## start Supplied data

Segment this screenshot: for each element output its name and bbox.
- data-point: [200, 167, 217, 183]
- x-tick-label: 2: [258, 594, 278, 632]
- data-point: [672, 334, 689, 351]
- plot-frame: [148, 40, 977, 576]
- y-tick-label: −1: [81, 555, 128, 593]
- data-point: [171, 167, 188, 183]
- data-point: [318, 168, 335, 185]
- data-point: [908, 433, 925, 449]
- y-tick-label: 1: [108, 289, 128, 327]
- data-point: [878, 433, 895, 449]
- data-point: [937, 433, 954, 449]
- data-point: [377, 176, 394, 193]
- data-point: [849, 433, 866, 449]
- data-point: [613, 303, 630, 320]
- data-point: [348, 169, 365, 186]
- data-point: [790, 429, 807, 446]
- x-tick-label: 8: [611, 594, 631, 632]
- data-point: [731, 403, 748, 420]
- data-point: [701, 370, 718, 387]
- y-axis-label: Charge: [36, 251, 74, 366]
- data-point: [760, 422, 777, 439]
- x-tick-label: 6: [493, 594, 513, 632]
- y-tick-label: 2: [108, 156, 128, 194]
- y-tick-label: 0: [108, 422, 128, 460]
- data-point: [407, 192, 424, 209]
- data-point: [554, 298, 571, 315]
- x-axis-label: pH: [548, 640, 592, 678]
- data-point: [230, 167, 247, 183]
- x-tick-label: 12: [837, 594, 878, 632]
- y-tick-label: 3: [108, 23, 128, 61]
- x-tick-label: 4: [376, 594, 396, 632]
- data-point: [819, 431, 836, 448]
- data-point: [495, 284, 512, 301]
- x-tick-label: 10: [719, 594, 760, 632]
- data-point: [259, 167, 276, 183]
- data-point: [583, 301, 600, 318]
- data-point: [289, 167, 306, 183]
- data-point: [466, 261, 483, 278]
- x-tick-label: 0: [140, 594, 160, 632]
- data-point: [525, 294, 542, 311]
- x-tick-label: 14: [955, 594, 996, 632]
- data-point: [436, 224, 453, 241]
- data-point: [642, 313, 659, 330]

## end Supplied data

Print the lines of the data above verbatim, beginning with the first line and continuing through the line that contains "- data-point: [554, 298, 571, 315]".

» Reply to the task:
Segment this screenshot: for each element output its name and bbox.
- data-point: [200, 167, 217, 183]
- x-tick-label: 2: [258, 594, 278, 632]
- data-point: [672, 334, 689, 351]
- plot-frame: [148, 40, 977, 576]
- y-tick-label: −1: [81, 555, 128, 593]
- data-point: [171, 167, 188, 183]
- data-point: [318, 168, 335, 185]
- data-point: [908, 433, 925, 449]
- y-tick-label: 1: [108, 289, 128, 327]
- data-point: [878, 433, 895, 449]
- data-point: [937, 433, 954, 449]
- data-point: [377, 176, 394, 193]
- data-point: [849, 433, 866, 449]
- data-point: [613, 303, 630, 320]
- data-point: [348, 169, 365, 186]
- data-point: [790, 429, 807, 446]
- x-tick-label: 8: [611, 594, 631, 632]
- data-point: [731, 403, 748, 420]
- data-point: [701, 370, 718, 387]
- y-axis-label: Charge: [36, 251, 74, 366]
- data-point: [760, 422, 777, 439]
- x-tick-label: 6: [493, 594, 513, 632]
- y-tick-label: 2: [108, 156, 128, 194]
- y-tick-label: 0: [108, 422, 128, 460]
- data-point: [407, 192, 424, 209]
- data-point: [554, 298, 571, 315]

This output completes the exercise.